#### DATA FOR PROCESSING ####

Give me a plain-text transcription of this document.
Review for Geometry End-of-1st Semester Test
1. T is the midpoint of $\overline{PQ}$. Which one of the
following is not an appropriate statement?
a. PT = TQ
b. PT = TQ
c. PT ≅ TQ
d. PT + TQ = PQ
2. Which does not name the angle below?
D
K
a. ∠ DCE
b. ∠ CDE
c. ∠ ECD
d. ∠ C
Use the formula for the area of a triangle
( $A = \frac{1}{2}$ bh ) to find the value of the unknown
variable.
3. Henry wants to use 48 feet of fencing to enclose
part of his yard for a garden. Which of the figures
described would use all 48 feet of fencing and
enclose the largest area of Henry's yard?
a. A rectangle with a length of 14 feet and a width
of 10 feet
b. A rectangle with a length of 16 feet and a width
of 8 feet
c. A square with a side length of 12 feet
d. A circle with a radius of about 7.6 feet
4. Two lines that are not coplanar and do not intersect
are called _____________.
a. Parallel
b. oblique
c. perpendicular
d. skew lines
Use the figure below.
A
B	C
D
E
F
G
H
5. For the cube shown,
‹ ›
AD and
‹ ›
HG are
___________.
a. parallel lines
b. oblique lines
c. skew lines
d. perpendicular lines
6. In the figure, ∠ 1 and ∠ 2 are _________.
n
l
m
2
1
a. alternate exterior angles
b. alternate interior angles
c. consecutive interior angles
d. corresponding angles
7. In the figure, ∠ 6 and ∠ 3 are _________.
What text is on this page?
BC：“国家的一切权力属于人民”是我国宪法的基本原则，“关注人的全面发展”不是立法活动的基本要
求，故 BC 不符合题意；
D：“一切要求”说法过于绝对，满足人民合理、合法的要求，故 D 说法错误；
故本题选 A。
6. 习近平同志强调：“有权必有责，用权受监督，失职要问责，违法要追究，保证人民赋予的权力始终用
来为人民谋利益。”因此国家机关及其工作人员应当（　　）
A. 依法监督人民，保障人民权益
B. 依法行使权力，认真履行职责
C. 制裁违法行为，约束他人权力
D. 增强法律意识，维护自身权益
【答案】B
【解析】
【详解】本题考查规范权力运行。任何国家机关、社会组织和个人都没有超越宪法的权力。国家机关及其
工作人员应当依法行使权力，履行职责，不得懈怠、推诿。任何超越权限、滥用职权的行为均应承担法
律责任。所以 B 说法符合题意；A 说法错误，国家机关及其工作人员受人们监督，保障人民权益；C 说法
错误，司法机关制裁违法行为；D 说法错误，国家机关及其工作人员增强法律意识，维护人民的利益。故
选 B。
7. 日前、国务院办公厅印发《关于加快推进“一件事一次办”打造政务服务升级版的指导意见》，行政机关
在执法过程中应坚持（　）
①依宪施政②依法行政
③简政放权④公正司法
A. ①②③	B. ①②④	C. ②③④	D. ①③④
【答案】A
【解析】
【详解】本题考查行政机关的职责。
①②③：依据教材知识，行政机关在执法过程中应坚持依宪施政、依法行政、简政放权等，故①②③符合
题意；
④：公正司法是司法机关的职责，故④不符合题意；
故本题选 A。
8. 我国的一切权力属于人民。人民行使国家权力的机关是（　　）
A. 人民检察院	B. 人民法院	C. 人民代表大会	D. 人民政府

####

** WHAT YOU HAVE TO DO **
Take the line that contains "What text is on this page?" and each line after it down to the last of the records, and retype them exactly; add nothing else.

** CORRECT RESPONSE **
What text is on this page?
BC：“国家的一切权力属于人民”是我国宪法的基本原则，“关注人的全面发展”不是立法活动的基本要
求，故 BC 不符合题意；
D：“一切要求”说法过于绝对，满足人民合理、合法的要求，故 D 说法错误；
故本题选 A。
6. 习近平同志强调：“有权必有责，用权受监督，失职要问责，违法要追究，保证人民赋予的权力始终用
来为人民谋利益。”因此国家机关及其工作人员应当（　　）
A. 依法监督人民，保障人民权益
B. 依法行使权力，认真履行职责
C. 制裁违法行为，约束他人权力
D. 增强法律意识，维护自身权益
【答案】B
【解析】
【详解】本题考查规范权力运行。任何国家机关、社会组织和个人都没有超越宪法的权力。国家机关及其
工作人员应当依法行使权力，履行职责，不得懈怠、推诿。任何超越权限、滥用职权的行为均应承担法
律责任。所以 B 说法符合题意；A 说法错误，国家机关及其工作人员受人们监督，保障人民权益；C 说法
错误，司法机关制裁违法行为；D 说法错误，国家机关及其工作人员增强法律意识，维护人民的利益。故
选 B。
7. 日前、国务院办公厅印发《关于加快推进“一件事一次办”打造政务服务升级版的指导意见》，行政机关
在执法过程中应坚持（　）
①依宪施政②依法行政
③简政放权④公正司法
A. ①②③	B. ①②④	C. ②③④	D. ①③④
【答案】A
【解析】
【详解】本题考查行政机关的职责。
①②③：依据教材知识，行政机关在执法过程中应坚持依宪施政、依法行政、简政放权等，故①②③符合
题意；
④：公正司法是司法机关的职责，故④不符合题意；
故本题选 A。
8. 我国的一切权力属于人民。人民行使国家权力的机关是（　　）
A. 人民检察院	B. 人民法院	C. 人民代表大会	D. 人民政府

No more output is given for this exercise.